### WHAT THE TASK REQUIRES:
Reproduce all entries verbatim, with nothing added or dropped.

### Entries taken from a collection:
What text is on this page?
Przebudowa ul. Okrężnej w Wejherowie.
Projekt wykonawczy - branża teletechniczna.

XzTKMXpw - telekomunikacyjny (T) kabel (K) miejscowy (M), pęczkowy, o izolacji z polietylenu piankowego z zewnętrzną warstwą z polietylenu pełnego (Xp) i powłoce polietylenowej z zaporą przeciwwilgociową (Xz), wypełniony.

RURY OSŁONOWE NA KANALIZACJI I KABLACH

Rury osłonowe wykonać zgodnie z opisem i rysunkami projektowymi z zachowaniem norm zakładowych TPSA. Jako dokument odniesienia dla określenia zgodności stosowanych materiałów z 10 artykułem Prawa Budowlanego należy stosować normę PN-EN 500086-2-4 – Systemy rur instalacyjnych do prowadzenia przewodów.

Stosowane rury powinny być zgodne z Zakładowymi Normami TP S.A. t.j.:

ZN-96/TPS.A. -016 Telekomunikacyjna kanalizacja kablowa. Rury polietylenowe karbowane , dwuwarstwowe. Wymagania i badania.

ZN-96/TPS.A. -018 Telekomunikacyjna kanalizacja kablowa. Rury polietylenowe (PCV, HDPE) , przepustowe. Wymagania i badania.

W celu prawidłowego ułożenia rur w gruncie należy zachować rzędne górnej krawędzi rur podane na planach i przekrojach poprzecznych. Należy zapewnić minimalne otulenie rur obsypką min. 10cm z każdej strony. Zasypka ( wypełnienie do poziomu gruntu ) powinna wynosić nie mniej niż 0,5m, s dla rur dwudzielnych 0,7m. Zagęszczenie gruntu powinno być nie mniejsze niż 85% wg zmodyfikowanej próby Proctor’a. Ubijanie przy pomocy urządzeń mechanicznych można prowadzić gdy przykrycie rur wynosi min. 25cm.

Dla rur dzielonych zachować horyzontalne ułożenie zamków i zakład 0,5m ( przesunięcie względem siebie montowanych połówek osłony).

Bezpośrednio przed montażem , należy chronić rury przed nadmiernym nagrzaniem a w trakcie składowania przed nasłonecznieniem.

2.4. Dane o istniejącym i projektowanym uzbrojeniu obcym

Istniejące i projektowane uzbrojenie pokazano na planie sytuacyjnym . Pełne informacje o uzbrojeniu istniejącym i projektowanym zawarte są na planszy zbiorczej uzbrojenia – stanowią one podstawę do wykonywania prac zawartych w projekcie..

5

### RESULT FOR THIS TASK:
What text is on this page?
Przebudowa ul. Okrężnej w Wejherowie.
Projekt wykonawczy - branża teletechniczna.

XzTKMXpw - telekomunikacyjny (T) kabel (K) miejscowy (M), pęczkowy, o izolacji z polietylenu piankowego z zewnętrzną warstwą z polietylenu pełnego (Xp) i powłoce polietylenowej z zaporą przeciwwilgociową (Xz), wypełniony.

RURY OSŁONOWE NA KANALIZACJI I KABLACH

Rury osłonowe wykonać zgodnie z opisem i rysunkami projektowymi z zachowaniem norm zakładowych TPSA. Jako dokument odniesienia dla określenia zgodności stosowanych materiałów z 10 artykułem Prawa Budowlanego należy stosować normę PN-EN 500086-2-4 – Systemy rur instalacyjnych do prowadzenia przewodów.

Stosowane rury powinny być zgodne z Zakładowymi Normami TP S.A. t.j.:

ZN-96/TPS.A. -016 Telekomunikacyjna kanalizacja kablowa. Rury polietylenowe karbowane , dwuwarstwowe. Wymagania i badania.

ZN-96/TPS.A. -018 Telekomunikacyjna kanalizacja kablowa. Rury polietylenowe (PCV, HDPE) , przepustowe. Wymagania i badania.

W celu prawidłowego ułożenia rur w gruncie należy zachować rzędne górnej krawędzi rur podane na planach i przekrojach poprzecznych. Należy zapewnić minimalne otulenie rur obsypką min. 10cm z każdej strony. Zasypka ( wypełnienie do poziomu gruntu ) powinna wynosić nie mniej niż 0,5m, s dla rur dwudzielnych 0,7m. Zagęszczenie gruntu powinno być nie mniejsze niż 85% wg zmodyfikowanej próby Proctor’a. Ubijanie przy pomocy urządzeń mechanicznych można prowadzić gdy przykrycie rur wynosi min. 25cm.

Dla rur dzielonych zachować horyzontalne ułożenie zamków i zakład 0,5m ( przesunięcie względem siebie montowanych połówek osłony).

Bezpośrednio przed montażem , należy chronić rury przed nadmiernym nagrzaniem a w trakcie składowania przed nasłonecznieniem.

2.4. Dane o istniejącym i projektowanym uzbrojeniu obcym

Istniejące i projektowane uzbrojenie pokazano na planie sytuacyjnym . Pełne informacje o uzbrojeniu istniejącym i projektowanym zawarte są na planszy zbiorczej uzbrojenia – stanowią one podstawę do wykonywania prac zawartych w projekcie..

5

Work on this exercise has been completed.